With the pictures left out, write out exactly the lines from the one containing "Extract all the data from this chart as JSON." through the end.

------------------------------------------------

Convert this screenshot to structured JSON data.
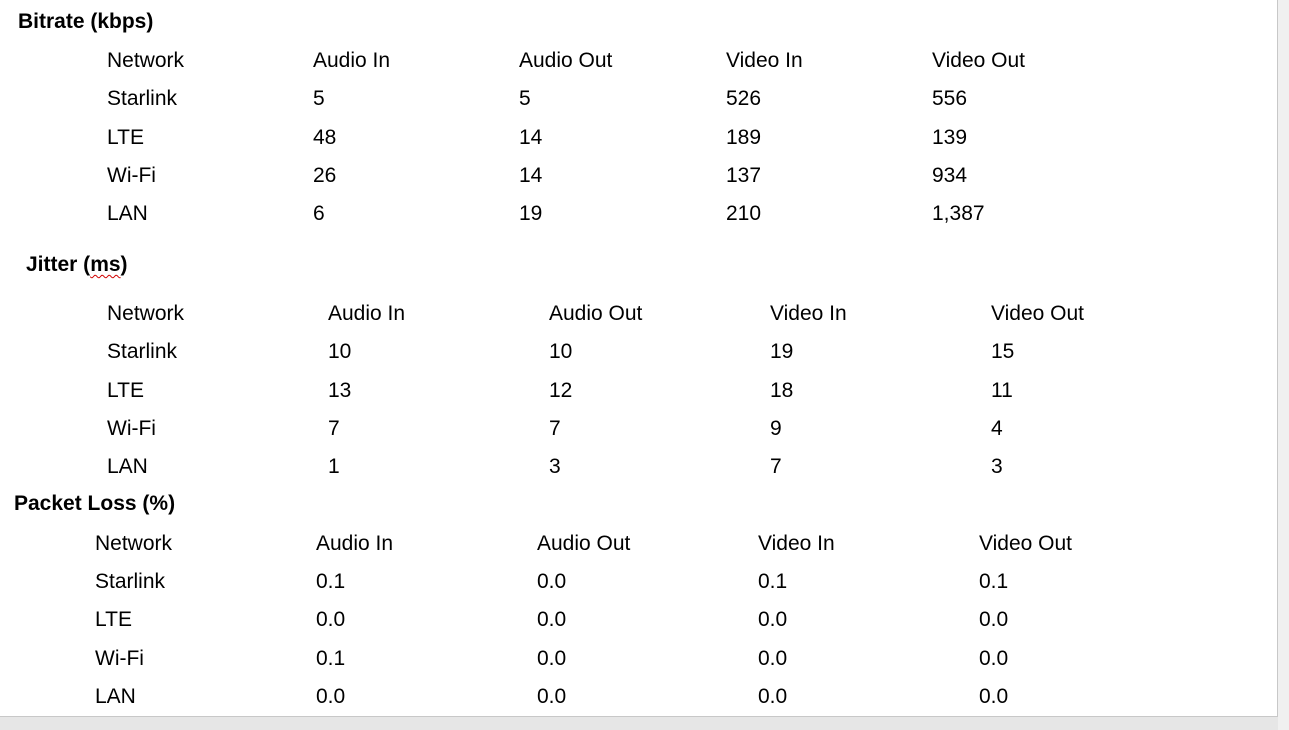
{
  "sections": [
    {
      "title_main": "Bitrate (kbps)",
      "headers": [
        "Network",
        "Audio In",
        "Audio Out",
        "Video In",
        "Video Out"
      ],
      "rows": [
        [
          "Starlink",
          "5",
          "5",
          "526",
          "556"
        ],
        [
          "LTE",
          "48",
          "14",
          "189",
          "139"
        ],
        [
          "Wi-Fi",
          "26",
          "14",
          "137",
          "934"
        ],
        [
          "LAN",
          "6",
          "19",
          "210",
          "1,387"
        ]
      ]
    },
    {
      "title_pre": "Jitter (",
      "title_sq": "ms",
      "title_post": ")",
      "headers": [
        "Network",
        "Audio In",
        "Audio Out",
        "Video In",
        "Video Out"
      ],
      "rows": [
        [
          "Starlink",
          "10",
          "10",
          "19",
          "15"
        ],
        [
          "LTE",
          "13",
          "12",
          "18",
          "11"
        ],
        [
          "Wi-Fi",
          "7",
          "7",
          "9",
          "4"
        ],
        [
          "LAN",
          "1",
          "3",
          "7",
          "3"
        ]
      ]
    },
    {
      "title_main": "Packet Loss (%)",
      "headers": [
        "Network",
        "Audio In",
        "Audio Out",
        "Video In",
        "Video Out"
      ],
      "rows": [
        [
          "Starlink",
          "0.1",
          "0.0",
          "0.1",
          "0.1"
        ],
        [
          "LTE",
          "0.0",
          "0.0",
          "0.0",
          "0.0"
        ],
        [
          "Wi-Fi",
          "0.1",
          "0.0",
          "0.0",
          "0.0"
        ],
        [
          "LAN",
          "0.0",
          "0.0",
          "0.0",
          "0.0"
        ]
      ]
    }
  ]
}
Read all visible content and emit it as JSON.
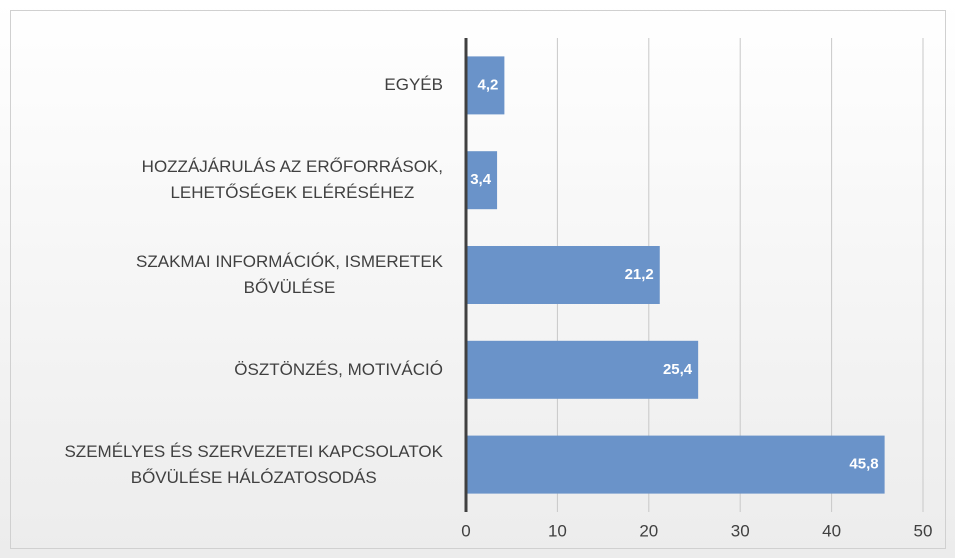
{
  "chart_data": {
    "type": "barh",
    "categories": [
      "EGYÉB",
      "HOZZÁJÁRULÁS AZ ERŐFORRÁSOK,\nLEHETŐSÉGEK ELÉRÉSÉHEZ",
      "SZAKMAI INFORMÁCIÓK, ISMERETEK\nBŐVÜLÉSE",
      "ÖSZTÖNZÉS, MOTIVÁCIÓ",
      "SZEMÉLYES ÉS SZERVEZETEI KAPCSOLATOK\nBŐVÜLÉSE HÁLÓZATOSODÁS"
    ],
    "values": [
      4.2,
      3.4,
      21.2,
      25.4,
      45.8
    ],
    "value_labels": [
      "4,2",
      "3,4",
      "21,2",
      "25,4",
      "45,8"
    ],
    "color": "#6a93c9",
    "xlim": [
      0,
      50
    ],
    "xticks": [
      0,
      10,
      20,
      30,
      40,
      50
    ],
    "grid": true
  }
}
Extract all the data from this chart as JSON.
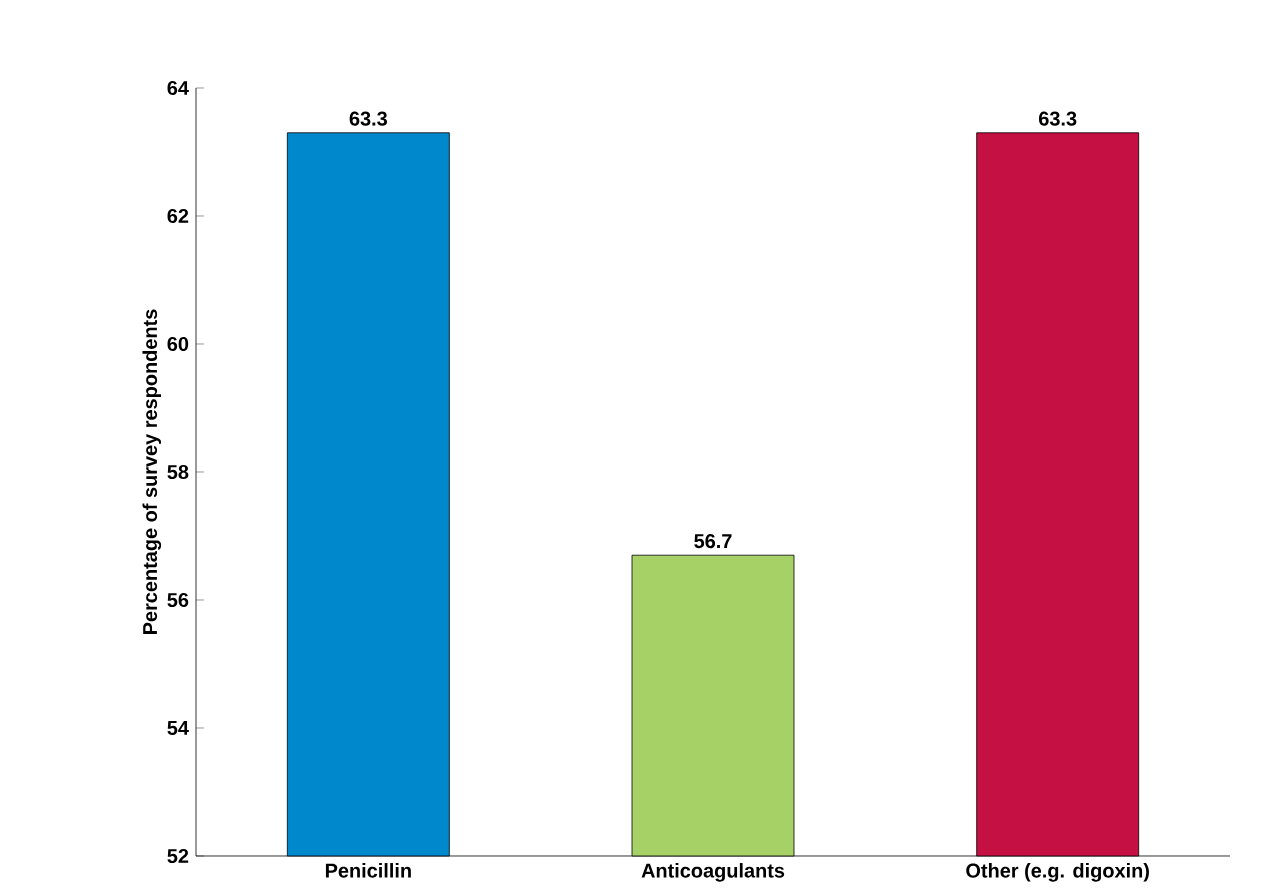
{
  "chart_data": {
    "type": "bar",
    "ylabel": "Percentage of survey respondents",
    "categories": [
      "Penicillin",
      "Anticoagulants",
      "Other (e.g. digoxin)"
    ],
    "values": [
      63.3,
      56.7,
      63.3
    ],
    "colors": [
      "#0088cc",
      "#a5d166",
      "#c41042"
    ],
    "ylim": [
      52,
      64
    ],
    "yticks": [
      52,
      54,
      56,
      58,
      60,
      62,
      64
    ],
    "data_labels": true,
    "grid": false
  }
}
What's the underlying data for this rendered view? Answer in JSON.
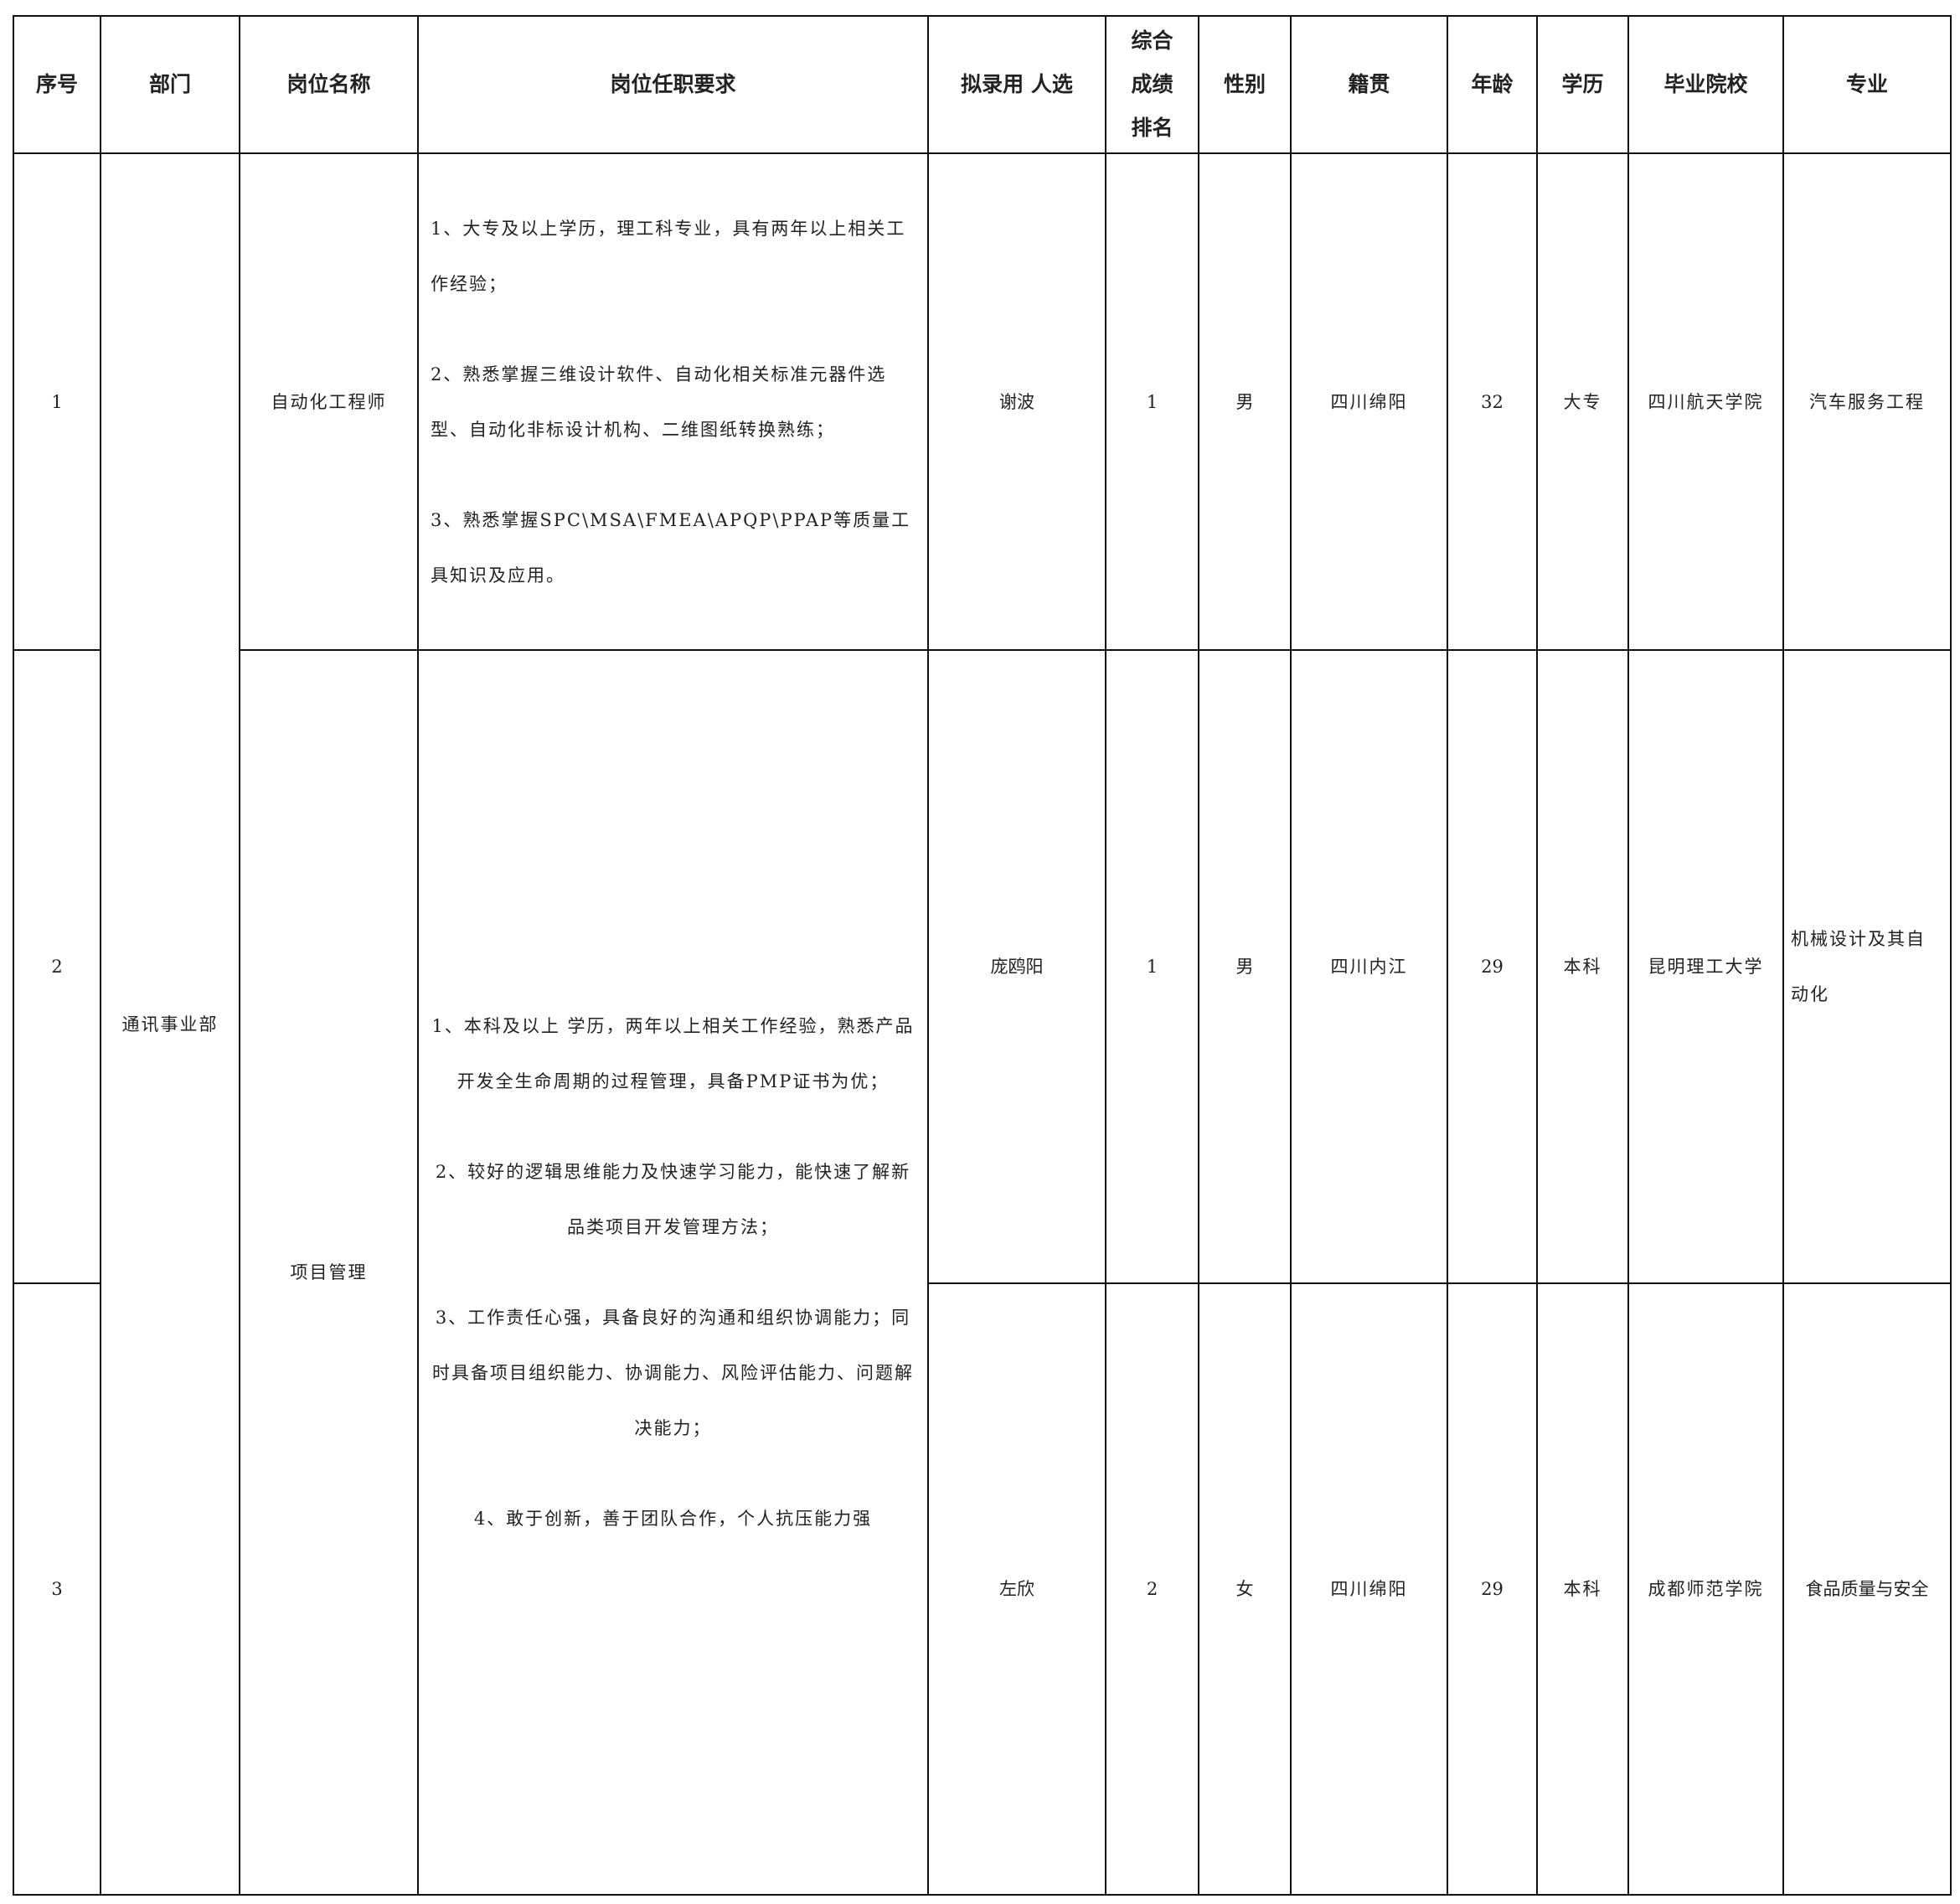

------------------------------------------------

EXPECTED OUTPUT:
Extract all the data from this chart as JSON.
{
  "chart_data": {
    "type": "bar",
    "ylabel": "Percentage of survey respondents",
    "categories": [
      "Penicillin",
      "Anticoagulants",
      "Other (e.g. digoxin)"
    ],
    "values": [
      63.3,
      56.7,
      63.3
    ],
    "colors": [
      "#0088cc",
      "#a5d166",
      "#c41042"
    ],
    "ylim": [
      52,
      64
    ],
    "yticks": [
      52,
      54,
      56,
      58,
      60,
      62,
      64
    ],
    "data_labels": true,
    "grid": false
  }
}
What's the underlying data for this rendered view? Answer in JSON.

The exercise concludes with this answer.